(What to work on) Go through the entries below and copy each line containing the word "Ngãi".

(Task data)
[start]

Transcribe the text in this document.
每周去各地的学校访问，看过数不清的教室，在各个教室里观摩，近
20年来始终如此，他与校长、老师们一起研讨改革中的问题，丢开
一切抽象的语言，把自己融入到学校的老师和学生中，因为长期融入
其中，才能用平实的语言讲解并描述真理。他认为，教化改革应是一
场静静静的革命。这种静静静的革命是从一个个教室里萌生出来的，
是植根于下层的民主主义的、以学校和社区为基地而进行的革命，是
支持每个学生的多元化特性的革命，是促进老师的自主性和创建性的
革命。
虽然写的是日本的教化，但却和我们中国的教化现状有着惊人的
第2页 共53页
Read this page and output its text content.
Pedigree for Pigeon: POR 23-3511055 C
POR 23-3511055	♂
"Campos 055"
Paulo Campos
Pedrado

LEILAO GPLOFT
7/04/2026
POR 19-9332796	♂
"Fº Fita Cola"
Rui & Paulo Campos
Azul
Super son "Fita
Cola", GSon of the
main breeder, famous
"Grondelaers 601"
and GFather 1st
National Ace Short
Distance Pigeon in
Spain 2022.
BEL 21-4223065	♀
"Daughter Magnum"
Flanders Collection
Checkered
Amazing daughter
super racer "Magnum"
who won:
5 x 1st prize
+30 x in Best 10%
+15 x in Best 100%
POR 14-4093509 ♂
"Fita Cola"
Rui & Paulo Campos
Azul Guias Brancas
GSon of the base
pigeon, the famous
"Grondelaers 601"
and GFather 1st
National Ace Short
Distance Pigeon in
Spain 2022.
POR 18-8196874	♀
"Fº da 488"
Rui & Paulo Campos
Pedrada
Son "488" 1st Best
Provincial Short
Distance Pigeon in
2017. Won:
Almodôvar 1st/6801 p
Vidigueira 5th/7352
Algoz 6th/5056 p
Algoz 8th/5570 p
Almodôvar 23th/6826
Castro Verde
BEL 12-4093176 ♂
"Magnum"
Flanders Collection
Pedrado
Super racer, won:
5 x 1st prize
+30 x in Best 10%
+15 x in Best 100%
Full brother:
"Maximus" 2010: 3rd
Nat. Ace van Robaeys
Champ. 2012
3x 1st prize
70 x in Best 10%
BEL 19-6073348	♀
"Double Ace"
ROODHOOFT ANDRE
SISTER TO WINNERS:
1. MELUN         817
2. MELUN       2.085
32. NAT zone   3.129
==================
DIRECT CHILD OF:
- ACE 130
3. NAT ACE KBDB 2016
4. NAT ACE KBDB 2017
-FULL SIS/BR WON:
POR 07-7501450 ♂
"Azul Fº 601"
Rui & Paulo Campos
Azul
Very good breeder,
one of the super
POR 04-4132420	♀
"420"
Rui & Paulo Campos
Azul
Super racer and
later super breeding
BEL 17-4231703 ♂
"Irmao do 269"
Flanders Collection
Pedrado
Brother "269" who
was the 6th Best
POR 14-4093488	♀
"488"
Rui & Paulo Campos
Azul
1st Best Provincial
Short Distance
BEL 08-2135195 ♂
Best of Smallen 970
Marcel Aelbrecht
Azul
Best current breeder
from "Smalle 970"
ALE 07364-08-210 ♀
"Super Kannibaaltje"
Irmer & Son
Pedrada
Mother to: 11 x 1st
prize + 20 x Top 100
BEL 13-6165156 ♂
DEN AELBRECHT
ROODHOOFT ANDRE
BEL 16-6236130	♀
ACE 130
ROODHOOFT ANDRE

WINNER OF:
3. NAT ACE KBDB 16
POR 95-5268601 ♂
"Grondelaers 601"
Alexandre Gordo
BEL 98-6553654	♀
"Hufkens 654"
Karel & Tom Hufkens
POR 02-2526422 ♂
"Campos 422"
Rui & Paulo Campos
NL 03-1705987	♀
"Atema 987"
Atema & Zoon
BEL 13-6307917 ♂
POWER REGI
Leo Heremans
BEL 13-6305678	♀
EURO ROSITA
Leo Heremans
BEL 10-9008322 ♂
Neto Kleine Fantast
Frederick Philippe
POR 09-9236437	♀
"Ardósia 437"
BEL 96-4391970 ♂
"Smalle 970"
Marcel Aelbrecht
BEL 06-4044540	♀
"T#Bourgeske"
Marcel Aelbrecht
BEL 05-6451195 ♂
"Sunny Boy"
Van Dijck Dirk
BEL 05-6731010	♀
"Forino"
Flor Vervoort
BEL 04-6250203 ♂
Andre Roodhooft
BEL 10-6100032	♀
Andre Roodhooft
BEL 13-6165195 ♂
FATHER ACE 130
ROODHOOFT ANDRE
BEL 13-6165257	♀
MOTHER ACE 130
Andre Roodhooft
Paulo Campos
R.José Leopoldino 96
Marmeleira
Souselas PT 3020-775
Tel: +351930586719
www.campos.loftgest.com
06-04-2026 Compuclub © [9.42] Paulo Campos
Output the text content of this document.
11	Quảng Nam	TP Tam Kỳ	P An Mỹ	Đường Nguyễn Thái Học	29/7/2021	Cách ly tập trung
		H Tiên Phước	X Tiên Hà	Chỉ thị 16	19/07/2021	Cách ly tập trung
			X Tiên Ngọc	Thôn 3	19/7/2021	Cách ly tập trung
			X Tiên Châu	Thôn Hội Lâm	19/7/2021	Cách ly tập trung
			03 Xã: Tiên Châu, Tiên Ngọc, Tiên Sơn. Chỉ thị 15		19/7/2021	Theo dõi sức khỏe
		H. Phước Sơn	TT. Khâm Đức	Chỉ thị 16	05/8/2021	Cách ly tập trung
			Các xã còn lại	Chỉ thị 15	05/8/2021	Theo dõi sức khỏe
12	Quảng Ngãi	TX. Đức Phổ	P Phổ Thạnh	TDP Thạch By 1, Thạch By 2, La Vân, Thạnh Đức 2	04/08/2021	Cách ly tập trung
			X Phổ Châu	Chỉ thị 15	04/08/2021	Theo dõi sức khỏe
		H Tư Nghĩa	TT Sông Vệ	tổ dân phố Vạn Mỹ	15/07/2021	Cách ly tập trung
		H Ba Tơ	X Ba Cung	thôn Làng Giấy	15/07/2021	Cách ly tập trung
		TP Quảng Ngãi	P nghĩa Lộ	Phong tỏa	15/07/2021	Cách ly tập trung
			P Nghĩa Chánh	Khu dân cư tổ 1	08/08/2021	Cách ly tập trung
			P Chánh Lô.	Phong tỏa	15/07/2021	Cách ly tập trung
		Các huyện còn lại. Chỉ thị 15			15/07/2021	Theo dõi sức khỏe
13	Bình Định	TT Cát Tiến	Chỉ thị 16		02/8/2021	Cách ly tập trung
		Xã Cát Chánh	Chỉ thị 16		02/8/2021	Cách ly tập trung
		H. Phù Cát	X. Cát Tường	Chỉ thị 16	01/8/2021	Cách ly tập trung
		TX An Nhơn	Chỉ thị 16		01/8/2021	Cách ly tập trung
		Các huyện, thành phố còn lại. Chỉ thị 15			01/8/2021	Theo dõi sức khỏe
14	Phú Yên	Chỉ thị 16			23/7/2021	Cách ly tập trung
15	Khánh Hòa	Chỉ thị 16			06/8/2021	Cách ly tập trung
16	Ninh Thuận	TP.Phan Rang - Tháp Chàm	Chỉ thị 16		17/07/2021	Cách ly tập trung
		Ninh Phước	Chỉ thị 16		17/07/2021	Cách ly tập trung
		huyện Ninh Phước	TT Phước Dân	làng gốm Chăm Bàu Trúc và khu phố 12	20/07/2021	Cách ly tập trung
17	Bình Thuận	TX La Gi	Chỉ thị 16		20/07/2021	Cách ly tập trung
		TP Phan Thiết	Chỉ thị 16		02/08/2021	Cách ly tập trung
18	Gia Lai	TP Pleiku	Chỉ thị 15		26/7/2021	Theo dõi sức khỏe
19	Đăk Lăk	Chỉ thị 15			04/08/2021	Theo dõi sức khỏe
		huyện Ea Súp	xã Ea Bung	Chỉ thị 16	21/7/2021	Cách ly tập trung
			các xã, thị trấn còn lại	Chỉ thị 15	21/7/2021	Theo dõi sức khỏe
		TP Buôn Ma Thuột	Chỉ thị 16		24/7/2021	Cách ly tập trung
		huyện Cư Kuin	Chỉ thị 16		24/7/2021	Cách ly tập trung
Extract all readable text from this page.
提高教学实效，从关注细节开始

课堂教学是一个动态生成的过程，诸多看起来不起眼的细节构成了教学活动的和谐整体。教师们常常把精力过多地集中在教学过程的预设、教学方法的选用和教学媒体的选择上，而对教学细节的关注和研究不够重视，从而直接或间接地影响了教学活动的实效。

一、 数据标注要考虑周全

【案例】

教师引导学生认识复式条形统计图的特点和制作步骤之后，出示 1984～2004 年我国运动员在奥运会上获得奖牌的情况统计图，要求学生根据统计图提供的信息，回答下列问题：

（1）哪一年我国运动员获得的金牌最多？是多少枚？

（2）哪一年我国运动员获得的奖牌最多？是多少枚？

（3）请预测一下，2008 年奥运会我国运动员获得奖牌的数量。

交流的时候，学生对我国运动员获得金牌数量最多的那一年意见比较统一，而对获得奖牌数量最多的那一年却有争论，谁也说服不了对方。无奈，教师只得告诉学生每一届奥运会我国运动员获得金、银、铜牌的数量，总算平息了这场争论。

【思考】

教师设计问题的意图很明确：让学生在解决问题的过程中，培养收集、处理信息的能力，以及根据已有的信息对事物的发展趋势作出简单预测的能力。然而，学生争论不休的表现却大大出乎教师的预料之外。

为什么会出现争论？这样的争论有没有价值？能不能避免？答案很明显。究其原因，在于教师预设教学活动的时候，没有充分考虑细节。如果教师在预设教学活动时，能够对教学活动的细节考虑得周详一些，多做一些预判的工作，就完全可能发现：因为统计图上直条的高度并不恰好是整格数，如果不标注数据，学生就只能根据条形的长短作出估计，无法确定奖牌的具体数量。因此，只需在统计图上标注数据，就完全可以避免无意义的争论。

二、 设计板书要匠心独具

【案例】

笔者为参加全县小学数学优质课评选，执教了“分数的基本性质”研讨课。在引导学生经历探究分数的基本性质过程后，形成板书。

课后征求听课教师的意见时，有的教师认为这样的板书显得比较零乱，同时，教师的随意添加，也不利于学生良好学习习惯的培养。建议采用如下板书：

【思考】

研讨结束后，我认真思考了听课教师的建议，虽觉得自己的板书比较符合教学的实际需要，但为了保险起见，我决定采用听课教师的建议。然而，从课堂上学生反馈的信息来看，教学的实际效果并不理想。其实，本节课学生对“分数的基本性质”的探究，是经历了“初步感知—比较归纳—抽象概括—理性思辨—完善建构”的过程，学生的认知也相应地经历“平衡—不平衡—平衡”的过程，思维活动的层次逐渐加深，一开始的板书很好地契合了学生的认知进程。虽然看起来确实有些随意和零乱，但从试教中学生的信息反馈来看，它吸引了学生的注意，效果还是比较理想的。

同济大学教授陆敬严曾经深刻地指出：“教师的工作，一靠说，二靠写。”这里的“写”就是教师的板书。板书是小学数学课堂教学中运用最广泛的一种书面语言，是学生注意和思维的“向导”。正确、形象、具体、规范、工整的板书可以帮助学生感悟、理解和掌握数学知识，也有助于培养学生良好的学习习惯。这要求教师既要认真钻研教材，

[end]

(Solution)
12	Quảng Ngãi	TX. Đức Phổ	P Phổ Thạnh	TDP Thạch By 1, Thạch By 2, La Vân, Thạnh Đức 2	04/08/2021	Cách ly tập trung
		TP Quảng Ngãi	P nghĩa Lộ	Phong tỏa	15/07/2021	Cách ly tập trung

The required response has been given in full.